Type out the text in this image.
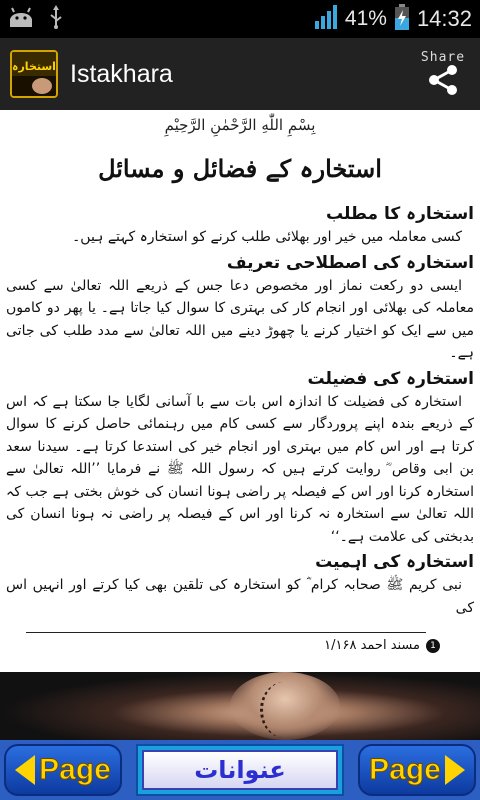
41% 14:32
استخارہ Istakhara
Share
بِسْمِ اللّٰهِ الرَّحْمٰنِ الرَّحِيْمِ
استخارہ کے فضائل و مسائل
استخارہ کا مطلب
کسی معاملہ میں خیر اور بھلائی طلب کرنے کو استخارہ کہتے ہیں۔
استخارہ کی اصطلاحی تعریف
ایسی دو رکعت نماز اور مخصوص دعا جس کے ذریعے اللہ تعالیٰ سے کسی معاملہ کی بھلائی اور انجام کار کی بہتری کا سوال کیا جاتا ہے۔ یا پھر دو کاموں میں سے ایک کو اختیار کرنے یا چھوڑ دینے میں اللہ تعالیٰ سے مدد طلب کی جاتی ہے۔
استخارہ کی فضیلت
استخارہ کی فضیلت کا اندازہ اس بات سے با آسانی لگایا جا سکتا ہے کہ اس کے ذریعے بندہ اپنے پروردگار سے کسی کام میں رہنمائی حاصل کرنے کا سوال کرتا ہے اور اس کام میں بہتری اور انجام خیر کی استدعا کرتا ہے۔ سیدنا سعد بن ابی وقاص ؓ روایت کرتے ہیں کہ رسول اللہ ﷺ نے فرمایا ’’اللہ تعالیٰ سے استخارہ کرنا اور اس کے فیصلہ پر راضی ہونا انسان کی خوش بختی ہے جب کہ اللہ تعالیٰ سے استخارہ نہ کرنا اور اس کے فیصلہ پر راضی نہ ہونا انسان کی بدبختی کی علامت ہے۔‘‘
استخارہ کی اہمیت
نبی کریم ﷺ صحابہ کرام ؓ کو استخارہ کی تلقین بھی کیا کرتے اور انہیں اس کی
1
مسند احمد ۱/۱۶۸
Page	عنوانات	Page
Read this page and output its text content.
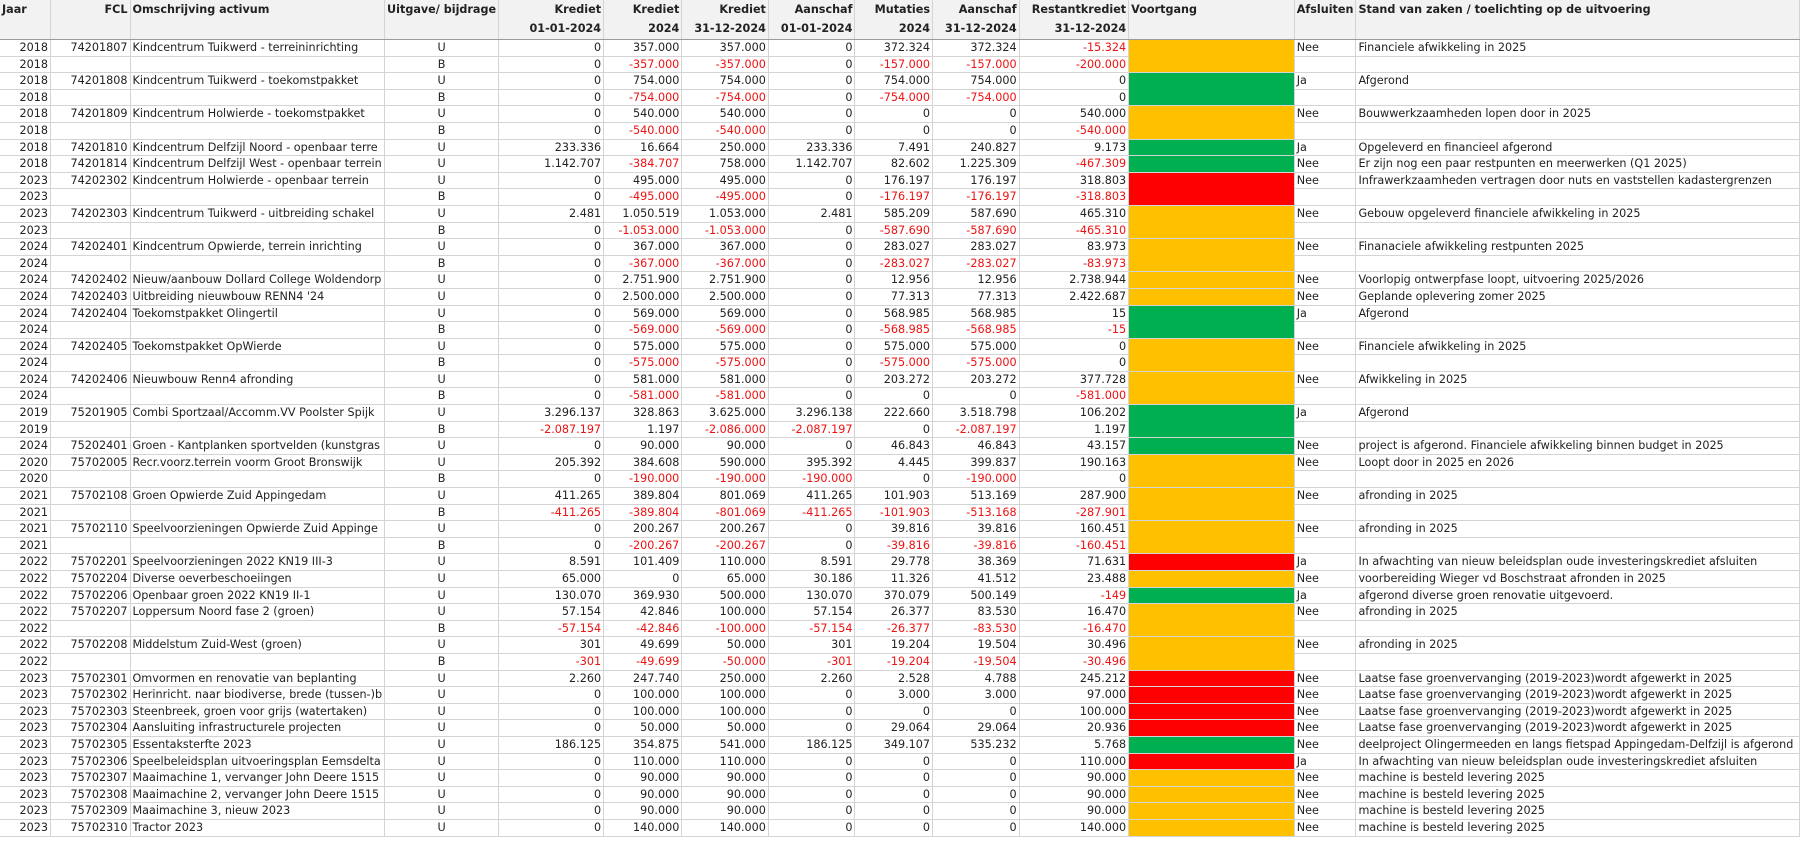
Jaar	FCL	Omschrijving activum	Uitgave/ bijdrage	Krediet	Krediet	Krediet	Aanschaf	Mutaties	Aanschaf	Restantkrediet	Voortgang	Afsluiten	Stand van zaken / toelichting op de uitvoering
				01-01-2024	2024	31-12-2024	01-01-2024	2024	31-12-2024	31-12-2024			
2018	74201807	Kindcentrum Tuikwerd - terreininrichting	U	0	357.000	357.000	0	372.324	372.324	-15.324		Nee	Financiele afwikkeling in 2025
2018			B	0	-357.000	-357.000	0	-157.000	-157.000	-200.000			
2018	74201808	Kindcentrum Tuikwerd - toekomstpakket	U	0	754.000	754.000	0	754.000	754.000	0		Ja	Afgerond
2018			B	0	-754.000	-754.000	0	-754.000	-754.000	0			
2018	74201809	Kindcentrum Holwierde - toekomstpakket	U	0	540.000	540.000	0	0	0	540.000		Nee	Bouwwerkzaamheden lopen door in 2025
2018			B	0	-540.000	-540.000	0	0	0	-540.000			
2018	74201810	Kindcentrum Delfzijl Noord - openbaar terre	U	233.336	16.664	250.000	233.336	7.491	240.827	9.173		Ja	Opgeleverd en financieel afgerond
2018	74201814	Kindcentrum Delfzijl West - openbaar terrein	U	1.142.707	-384.707	758.000	1.142.707	82.602	1.225.309	-467.309		Nee	Er zijn nog een paar restpunten en meerwerken (Q1 2025)
2023	74202302	Kindcentrum Holwierde - openbaar terrein	U	0	495.000	495.000	0	176.197	176.197	318.803		Nee	Infrawerkzaamheden vertragen door nuts en vaststellen kadastergrenzen
2023			B	0	-495.000	-495.000	0	-176.197	-176.197	-318.803			
2023	74202303	Kindcentrum Tuikwerd - uitbreiding schakel	U	2.481	1.050.519	1.053.000	2.481	585.209	587.690	465.310		Nee	Gebouw opgeleverd financiele afwikkeling in 2025
2023			B	0	-1.053.000	-1.053.000	0	-587.690	-587.690	-465.310			
2024	74202401	Kindcentrum Opwierde, terrein inrichting	U	0	367.000	367.000	0	283.027	283.027	83.973		Nee	Finanaciele afwikkeling restpunten 2025
2024			B	0	-367.000	-367.000	0	-283.027	-283.027	-83.973			
2024	74202402	Nieuw/aanbouw Dollard College Woldendorp	U	0	2.751.900	2.751.900	0	12.956	12.956	2.738.944		Nee	Voorlopig ontwerpfase loopt, uitvoering 2025/2026
2024	74202403	Uitbreiding nieuwbouw RENN4 '24	U	0	2.500.000	2.500.000	0	77.313	77.313	2.422.687		Nee	Geplande oplevering zomer 2025
2024	74202404	Toekomstpakket Olingertil	U	0	569.000	569.000	0	568.985	568.985	15		Ja	Afgerond
2024			B	0	-569.000	-569.000	0	-568.985	-568.985	-15			
2024	74202405	Toekomstpakket OpWierde	U	0	575.000	575.000	0	575.000	575.000	0		Nee	Financiele afwikkeling in 2025
2024			B	0	-575.000	-575.000	0	-575.000	-575.000	0			
2024	74202406	Nieuwbouw Renn4 afronding	U	0	581.000	581.000	0	203.272	203.272	377.728		Nee	Afwikkeling in 2025
2024			B	0	-581.000	-581.000	0	0	0	-581.000			
2019	75201905	Combi Sportzaal/Accomm.VV Poolster Spijk	U	3.296.137	328.863	3.625.000	3.296.138	222.660	3.518.798	106.202		Ja	Afgerond
2019			B	-2.087.197	1.197	-2.086.000	-2.087.197	0	-2.087.197	1.197			
2024	75202401	Groen - Kantplanken sportvelden (kunstgras	U	0	90.000	90.000	0	46.843	46.843	43.157		Nee	project is afgerond. Financiele afwikkeling binnen budget in 2025
2020	75702005	Recr.voorz.terrein voorm Groot Bronswijk	U	205.392	384.608	590.000	395.392	4.445	399.837	190.163		Nee	Loopt door in 2025 en 2026
2020			B	0	-190.000	-190.000	-190.000	0	-190.000	0			
2021	75702108	Groen Opwierde Zuid Appingedam	U	411.265	389.804	801.069	411.265	101.903	513.169	287.900		Nee	afronding in 2025
2021			B	-411.265	-389.804	-801.069	-411.265	-101.903	-513.168	-287.901			
2021	75702110	Speelvoorzieningen Opwierde Zuid Appinge	U	0	200.267	200.267	0	39.816	39.816	160.451		Nee	afronding in 2025
2021			B	0	-200.267	-200.267	0	-39.816	-39.816	-160.451			
2022	75702201	Speelvoorzieningen 2022 KN19 III-3	U	8.591	101.409	110.000	8.591	29.778	38.369	71.631		Ja	In afwachting van nieuw beleidsplan oude investeringskrediet afsluiten
2022	75702204	Diverse oeverbeschoeiingen	U	65.000	0	65.000	30.186	11.326	41.512	23.488		Nee	voorbereiding Wieger vd Boschstraat afronden in 2025
2022	75702206	Openbaar groen 2022 KN19 II-1	U	130.070	369.930	500.000	130.070	370.079	500.149	-149		Ja	afgerond diverse groen renovatie uitgevoerd.
2022	75702207	Loppersum Noord fase 2 (groen)	U	57.154	42.846	100.000	57.154	26.377	83.530	16.470		Nee	afronding in 2025
2022			B	-57.154	-42.846	-100.000	-57.154	-26.377	-83.530	-16.470			
2022	75702208	Middelstum Zuid-West (groen)	U	301	49.699	50.000	301	19.204	19.504	30.496		Nee	afronding in 2025
2022			B	-301	-49.699	-50.000	-301	-19.204	-19.504	-30.496			
2023	75702301	Omvormen en renovatie van beplanting	U	2.260	247.740	250.000	2.260	2.528	4.788	245.212		Nee	Laatse fase groenvervanging (2019-2023)wordt afgewerkt in 2025
2023	75702302	Herinricht. naar biodiverse, brede (tussen-)b	U	0	100.000	100.000	0	3.000	3.000	97.000		Nee	Laatse fase groenvervanging (2019-2023)wordt afgewerkt in 2025
2023	75702303	Steenbreek, groen voor grijs (watertaken)	U	0	100.000	100.000	0	0	0	100.000		Nee	Laatse fase groenvervanging (2019-2023)wordt afgewerkt in 2025
2023	75702304	Aansluiting infrastructurele projecten	U	0	50.000	50.000	0	29.064	29.064	20.936		Nee	Laatse fase groenvervanging (2019-2023)wordt afgewerkt in 2025
2023	75702305	Essentaksterfte 2023	U	186.125	354.875	541.000	186.125	349.107	535.232	5.768		Nee	deelproject Olingermeeden en langs fietspad Appingedam-Delfzijl is afgerond
2023	75702306	Speelbeleidsplan uitvoeringsplan Eemsdelta	U	0	110.000	110.000	0	0	0	110.000		Ja	In afwachting van nieuw beleidsplan oude investeringskrediet afsluiten
2023	75702307	Maaimachine 1, vervanger John Deere 1515	U	0	90.000	90.000	0	0	0	90.000		Nee	machine is besteld levering 2025
2023	75702308	Maaimachine 2, vervanger John Deere 1515	U	0	90.000	90.000	0	0	0	90.000		Nee	machine is besteld levering 2025
2023	75702309	Maaimachine 3, nieuw 2023	U	0	90.000	90.000	0	0	0	90.000		Nee	machine is besteld levering 2025
2023	75702310	Tractor 2023	U	0	140.000	140.000	0	0	0	140.000		Nee	machine is besteld levering 2025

## WHAT YOU ARE ASKED TO DO:
Pull out all lines from the entries above that include the word "renovatie".

## COMPLETED EXERCISE:
2022	75702206	Openbaar groen 2022 KN19 II-1	U	130.070	369.930	500.000	130.070	370.079	500.149	-149		Ja	afgerond diverse groen renovatie uitgevoerd.
2023	75702301	Omvormen en renovatie van beplanting	U	2.260	247.740	250.000	2.260	2.528	4.788	245.212		Nee	Laatse fase groenvervanging (2019-2023)wordt afgewerkt in 2025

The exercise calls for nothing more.